(Dataset records)
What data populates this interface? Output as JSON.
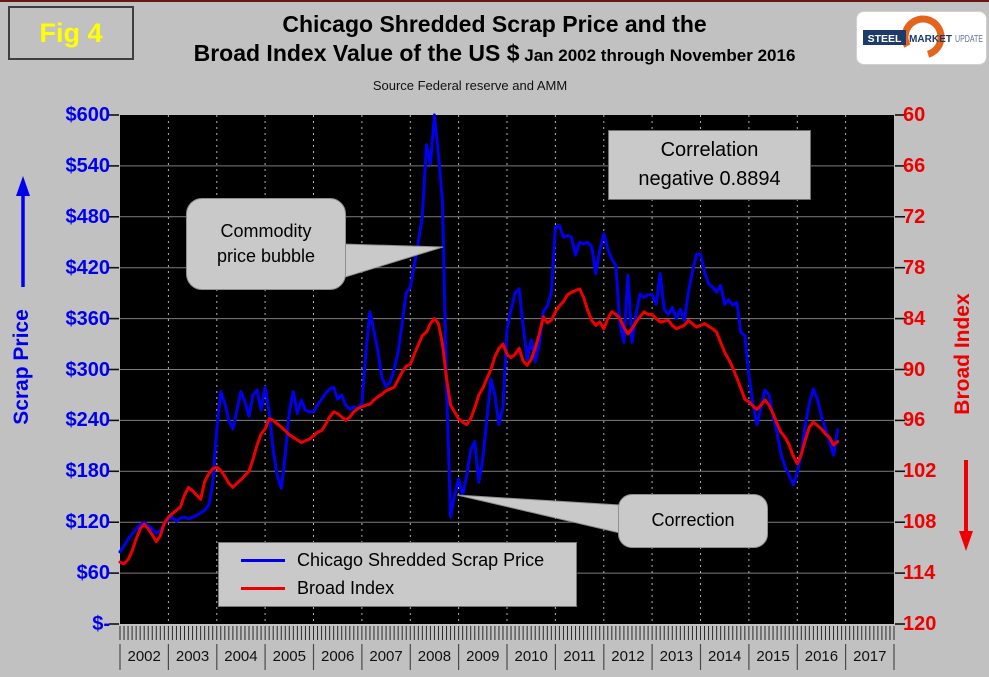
{
  "fig_label": "Fig 4",
  "title": {
    "line1": "Chicago Shredded Scrap Price and the",
    "line2": "Broad Index Value of the US $",
    "line2_suffix": " Jan 2002 through November 2016",
    "subtitle": "Source Federal reserve and AMM"
  },
  "logo": {
    "steel": "STEEL",
    "market": "MARKET",
    "update": "UPDATE"
  },
  "axes": {
    "left": {
      "label": "Scrap Price",
      "color": "#0000ee",
      "ticks": [
        "$600",
        "$540",
        "$480",
        "$420",
        "$360",
        "$300",
        "$240",
        "$180",
        "$120",
        "$60",
        "$-"
      ]
    },
    "right": {
      "label": "Broad Index",
      "color": "#ee0000",
      "ticks": [
        "60",
        "66",
        "72",
        "78",
        "84",
        "90",
        "96",
        "102",
        "108",
        "114",
        "120"
      ]
    }
  },
  "x_axis": {
    "years": [
      "2002",
      "2003",
      "2004",
      "2005",
      "2006",
      "2007",
      "2008",
      "2009",
      "2010",
      "2011",
      "2012",
      "2013",
      "2014",
      "2015",
      "2016",
      "2017"
    ]
  },
  "legend": {
    "items": [
      {
        "label": "Chicago Shredded Scrap Price",
        "color": "#0000ee"
      },
      {
        "label": "Broad Index",
        "color": "#ee0000"
      }
    ]
  },
  "annotations": {
    "bubble": {
      "line1": "Commodity",
      "line2": "price bubble"
    },
    "correction": {
      "text": "Correction"
    },
    "correlation": {
      "line1": "Correlation",
      "line2": "negative 0.8894"
    }
  },
  "chart_data": {
    "type": "line",
    "title": "Chicago Shredded Scrap Price and the Broad Index Value of the US $ Jan 2002 through November 2016",
    "subtitle": "Source Federal reserve and AMM",
    "x_unit": "month",
    "x_start": "2002-01",
    "x_end": "2016-11",
    "x_axis_span_years": [
      2002,
      2018
    ],
    "grid": {
      "horizontal": "solid",
      "vertical": "dashed-yearly"
    },
    "legend_position": "bottom-left-inside",
    "left_axis": {
      "label": "Scrap Price",
      "unit": "$/gross ton",
      "ylim": [
        0,
        600
      ],
      "tick_step": 60
    },
    "right_axis": {
      "label": "Broad Index",
      "ylim": [
        60,
        120
      ],
      "tick_step": 6,
      "inverted": true
    },
    "correlation": -0.8894,
    "series": [
      {
        "name": "Chicago Shredded Scrap Price",
        "color": "#0000ee",
        "axis": "left",
        "values": [
          85,
          92,
          100,
          106,
          112,
          117,
          120,
          116,
          112,
          107,
          110,
          118,
          124,
          126,
          121,
          125,
          126,
          124,
          126,
          128,
          131,
          134,
          140,
          165,
          230,
          274,
          260,
          240,
          230,
          252,
          274,
          262,
          245,
          270,
          276,
          252,
          279,
          250,
          205,
          175,
          160,
          200,
          250,
          274,
          248,
          264,
          252,
          250,
          250,
          258,
          265,
          272,
          277,
          279,
          265,
          270,
          258,
          253,
          256,
          253,
          260,
          320,
          368,
          345,
          321,
          290,
          280,
          285,
          300,
          321,
          355,
          390,
          397,
          423,
          450,
          480,
          565,
          542,
          600,
          553,
          497,
          280,
          126,
          152,
          171,
          152,
          175,
          205,
          215,
          167,
          195,
          240,
          289,
          270,
          235,
          255,
          348,
          370,
          390,
          395,
          352,
          312,
          335,
          309,
          330,
          368,
          375,
          390,
          468,
          470,
          456,
          458,
          456,
          435,
          450,
          448,
          450,
          445,
          413,
          440,
          460,
          442,
          430,
          423,
          354,
          332,
          411,
          332,
          365,
          389,
          385,
          388,
          388,
          377,
          413,
          371,
          365,
          373,
          360,
          371,
          358,
          391,
          415,
          436,
          436,
          415,
          401,
          397,
          391,
          399,
          377,
          382,
          376,
          379,
          344,
          340,
          293,
          260,
          235,
          255,
          276,
          270,
          245,
          225,
          200,
          185,
          175,
          164,
          179,
          200,
          235,
          260,
          277,
          265,
          245,
          230,
          215,
          199,
          229
        ]
      },
      {
        "name": "Broad Index",
        "color": "#ee0000",
        "axis": "right",
        "values": [
          112.7,
          112.9,
          112.4,
          111.4,
          110.0,
          108.8,
          108.2,
          108.8,
          109.5,
          110.3,
          109.6,
          108.1,
          107.4,
          107.0,
          106.6,
          106.2,
          104.8,
          103.9,
          104.3,
          104.8,
          105.3,
          103.2,
          102.3,
          101.7,
          101.5,
          101.9,
          102.6,
          103.4,
          103.9,
          103.4,
          103.0,
          102.5,
          102.0,
          100.6,
          98.9,
          97.6,
          97.0,
          95.8,
          96.0,
          96.4,
          96.8,
          97.2,
          97.7,
          98.0,
          98.3,
          98.6,
          98.4,
          98.2,
          97.8,
          97.4,
          97.2,
          96.5,
          95.6,
          95.0,
          95.2,
          95.6,
          96.0,
          95.6,
          95.0,
          94.6,
          94.4,
          94.2,
          94.1,
          93.6,
          93.2,
          92.9,
          92.5,
          92.3,
          92.1,
          91.2,
          90.3,
          89.6,
          89.4,
          88.2,
          87.1,
          86.0,
          85.6,
          84.6,
          84.0,
          84.6,
          87.0,
          91.0,
          94.2,
          95.0,
          95.8,
          96.2,
          96.5,
          95.8,
          94.5,
          93.0,
          92.2,
          91.1,
          90.0,
          88.5,
          87.5,
          87.0,
          88.2,
          88.6,
          88.2,
          87.5,
          89.0,
          89.5,
          88.8,
          87.5,
          85.8,
          83.8,
          84.5,
          84.2,
          83.2,
          82.5,
          82.0,
          81.2,
          80.9,
          80.7,
          80.5,
          81.5,
          83.0,
          84.2,
          84.8,
          84.4,
          85.2,
          84.0,
          83.2,
          83.5,
          84.0,
          85.0,
          85.8,
          85.2,
          84.4,
          83.8,
          83.2,
          83.5,
          83.5,
          84.0,
          84.4,
          84.3,
          84.2,
          84.8,
          85.2,
          85.0,
          84.8,
          84.2,
          84.6,
          85.0,
          84.8,
          84.6,
          84.9,
          85.2,
          85.6,
          86.8,
          88.0,
          88.8,
          89.8,
          91.0,
          92.2,
          93.5,
          93.8,
          94.3,
          94.7,
          94.2,
          93.6,
          94.2,
          95.2,
          96.4,
          97.4,
          98.0,
          98.9,
          100.2,
          101.1,
          100.0,
          98.3,
          96.8,
          96.2,
          96.6,
          97.0,
          97.6,
          98.0,
          98.9,
          98.5
        ]
      }
    ]
  }
}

=== PROBLEM ===
Which lines contain "Index"? Show each of them.

=== SOLUTION ===
    "line2": "Broad Index Value of the US $",
      "label": "Broad Index",
        "label": "Broad Index",
    "title": "Chicago Shredded Scrap Price and the Broad Index Value of the US $ Jan 2002 through November 2016",
      "label": "Broad Index",
        "name": "Broad Index",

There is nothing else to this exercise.